Sidney Silveira
Ensinam os grandes teólogos que o pecado possui três fontes principais: a ignorância, a paixão e a malícia. E, numa escala progressiva, o mal de culpa decorrente das ações humanas contrárias à lei natural, à reta razão e à lei divina possui uma gradação que culmina na malícia — a qual, de acordo com Santo Tomás, é pecado ex electione, ex industria e ex certa scientia. Em palavras chãs, é mais culpável o malicioso que o ignorante e o apaixonado.
O ignorante peca porque, no ato, lhe falta a ciência que impediria a ação má (sicut removens prohibens), e nestas ocasiões se diz que peca circunstancialmente por ignorância, sendo esta mais ou menos culpável na medida em que o ignorante possua maior ou menor condição de conhecer o que ignora. O apaixonado, por sua vez, sucumbe a um ímpeto instantâneo e transitório, fruto de maus hábitos adquiridos que o predispõem ora à incontinência, ora à intemperança — as quais cegam a inteligência. Por fim, o malicioso age com ciência certa do malefício que procura impingir ao próximo. Aqui, a inteligência não está obnubilada, enevoada ou impedida, ao realizar-se o ato propriamente humano, razão pela qual a responsabilidade é incomensuravelmente superior à dos outros dois casos.
À luz destes princípios, podemos obter um retrato seguro da responsabilidade moral daqueles que defendem um acordo político-prático entre a FSSPX e as autoridades que hoje comandam a Hierarquia da Igreja. A propósito, antes de tudo diga-se que, em sua imensa maioria, estes pró-acordistas de primeira hora desde sempre foram críticos severíssimos da FSSPX (à qual acusavam ora de cismática, ora de sectária, ora de sedevacantista, etc.), e o seu apoio ao acordo político dela com Roma não é outra coisa senão a confirmação de sua proverbial atitude anti-FSSPX. Assim, se agora elogiam a “coragem” de D. Fellay é porque este mudou radicalmente de posição, como ficou patente em sua carta aos demais bispos da FSSPX, veiculada mundo afora. É como se elogiassem o Flamengo por ter tido a “coragem” de virar Corinthians. Na verdade, odeiam o Flamengo e louvam o fato de ele querer deixar de ser o que sempre foi. Ao defenderem o acordo, defendem a si mesmos.
Tal louvação pró-acordista passa ao largo da única questão que realmente importa: a doutrinária, que no caso católico, por sua absoluta superioridade, é subordinante em relação a qualquer posição política defensável — a menos que concedêssemos que as verdades no âmbito da razão prática não são as reitoras do bom governo, que, como ensinara Santo Tomás, visa ao bem comum e não ao bem de alguns. Foi a questão doutrinária, e não a “política”, o que fez D. Marcel Lefevbre criar a FSSPX com o intuito de preservar íntegra a fé — fé que corria o risco de perder-se devido à sistemática demolição levada adiante pelos modernistas nas instâncias litúrgica, pastoral, estética, dogmática, etc. Uma verdadeira revolução cujos frutos são de uma escandalosa evidência.
---------------
→ Instruções
• 1. Transcreva o trecho entre "Sidney Silveira" e "e o apaixonado.", inclusive.
• 2. Segundo o trecho, quais são as três fontes principais do pecado?
• 3. Por favor, dê sequência ao trecho sobre o pecado e a FSSPX a partir de onde ele termina.
A listagem não é necessária.
---------------
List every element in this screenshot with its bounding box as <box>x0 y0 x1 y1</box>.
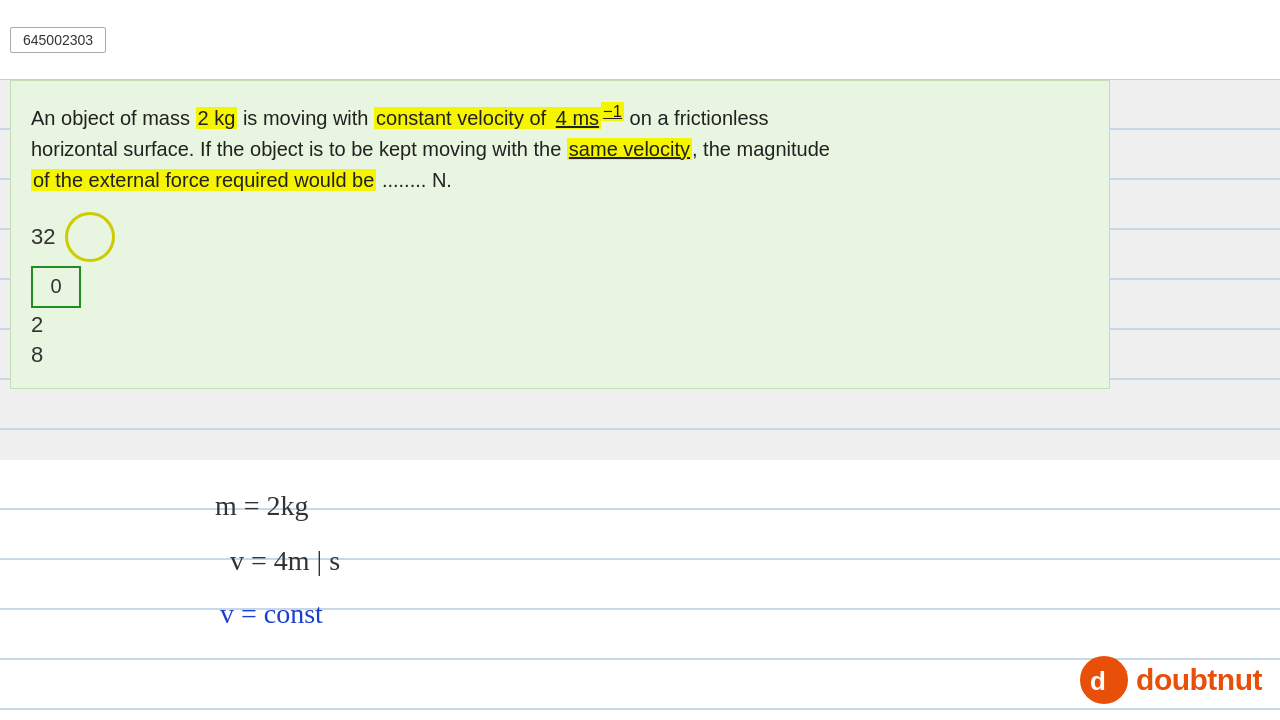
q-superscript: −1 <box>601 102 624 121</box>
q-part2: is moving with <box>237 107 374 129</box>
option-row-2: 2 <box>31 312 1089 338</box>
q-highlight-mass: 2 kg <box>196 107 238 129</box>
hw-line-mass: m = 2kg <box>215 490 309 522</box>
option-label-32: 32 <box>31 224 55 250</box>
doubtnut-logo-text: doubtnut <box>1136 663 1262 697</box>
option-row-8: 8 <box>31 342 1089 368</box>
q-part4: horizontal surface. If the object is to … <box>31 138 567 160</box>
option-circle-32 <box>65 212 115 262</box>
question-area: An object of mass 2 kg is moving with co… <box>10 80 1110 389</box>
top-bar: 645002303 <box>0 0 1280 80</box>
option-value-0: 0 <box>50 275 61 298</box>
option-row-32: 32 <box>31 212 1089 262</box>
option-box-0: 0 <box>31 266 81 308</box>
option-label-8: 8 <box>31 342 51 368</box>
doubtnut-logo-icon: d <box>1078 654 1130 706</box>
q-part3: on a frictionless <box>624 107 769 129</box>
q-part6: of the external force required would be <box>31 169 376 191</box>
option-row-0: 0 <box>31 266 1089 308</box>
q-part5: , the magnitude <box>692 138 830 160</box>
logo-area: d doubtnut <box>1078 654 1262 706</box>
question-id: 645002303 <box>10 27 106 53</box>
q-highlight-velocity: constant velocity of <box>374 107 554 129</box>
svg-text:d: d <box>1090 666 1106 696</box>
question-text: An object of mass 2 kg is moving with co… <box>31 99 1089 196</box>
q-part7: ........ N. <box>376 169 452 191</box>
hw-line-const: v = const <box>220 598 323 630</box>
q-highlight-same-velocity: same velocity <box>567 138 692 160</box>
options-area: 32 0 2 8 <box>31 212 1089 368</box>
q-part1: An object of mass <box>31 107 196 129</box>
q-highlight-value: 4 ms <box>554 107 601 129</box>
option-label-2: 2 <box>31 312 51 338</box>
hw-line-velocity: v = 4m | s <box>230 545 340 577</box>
---------------
→ Respostas
• 1.
Sidney Silveira
Ensinam os grandes teólogos que o pecado possui três fontes principais: a ignorância, a paixão e a malícia. E, numa escala progressiva, o mal de culpa decorrente das ações humanas contrárias à lei natural, à reta razão e à lei divina possui uma gradação que culmina na malícia — a qual, de acordo com Santo Tomás, é pecado ex electione, ex industria e ex certa scientia. Em palavras chãs, é mais culpável o malicioso que o ignorante e o apaixonado.

• 2. A ignorância, a paixão e a malícia.

• 3.
Os malefícios dessa revolução perpetrada pelas autoridades atingiram todo o Corpo Místico e afastaram da fé muitos católicos, sobretudo os das gerações mais novas, que passaram a aprender dos neocatequistas oficiais algo que não é a fé — mas uma espécie da anti-fé: Deus não castiga; Adão e Eva são um mito; a Igreja de Cristo “subsiste” na Igreja Católica; os judeus são nossos primogênitos na fé; os muçulmanos adoram o mesmo Deus que os católicos; os dogmas evoluem; há salvação fora da Igreja; a salvação é universal, entre outras coisas porque Cristo verteu o seu sangue por todos e não por muitos; o limbo é mera suposição sem base na Sagrada Escritura; a fé é um sentimento; todas as religiões são verdadeiras e, cada qual a seu modo, religam a Deus; Lutero foi um grande homem que combateu a corrupção da Igreja; o fiel católico deve confessar-se apenas uma vez ao ano; as Cruzadas são uma coisa de que a Igreja deve envergonhar-se; as sagradas espécies eucarísticas podem ser tocadas por qualquer um; a batina é pura e simples desnecessidade; não podemos rezar pela conversão dos judeus na Sexta-Feira Santa; e, como não poderia deixar de ser, Maomé é gente muito fina, pessoa respeitabilíssima, como dão a entender os documentos da Pontifícia Comissão para o Diálogo Inter-religioso.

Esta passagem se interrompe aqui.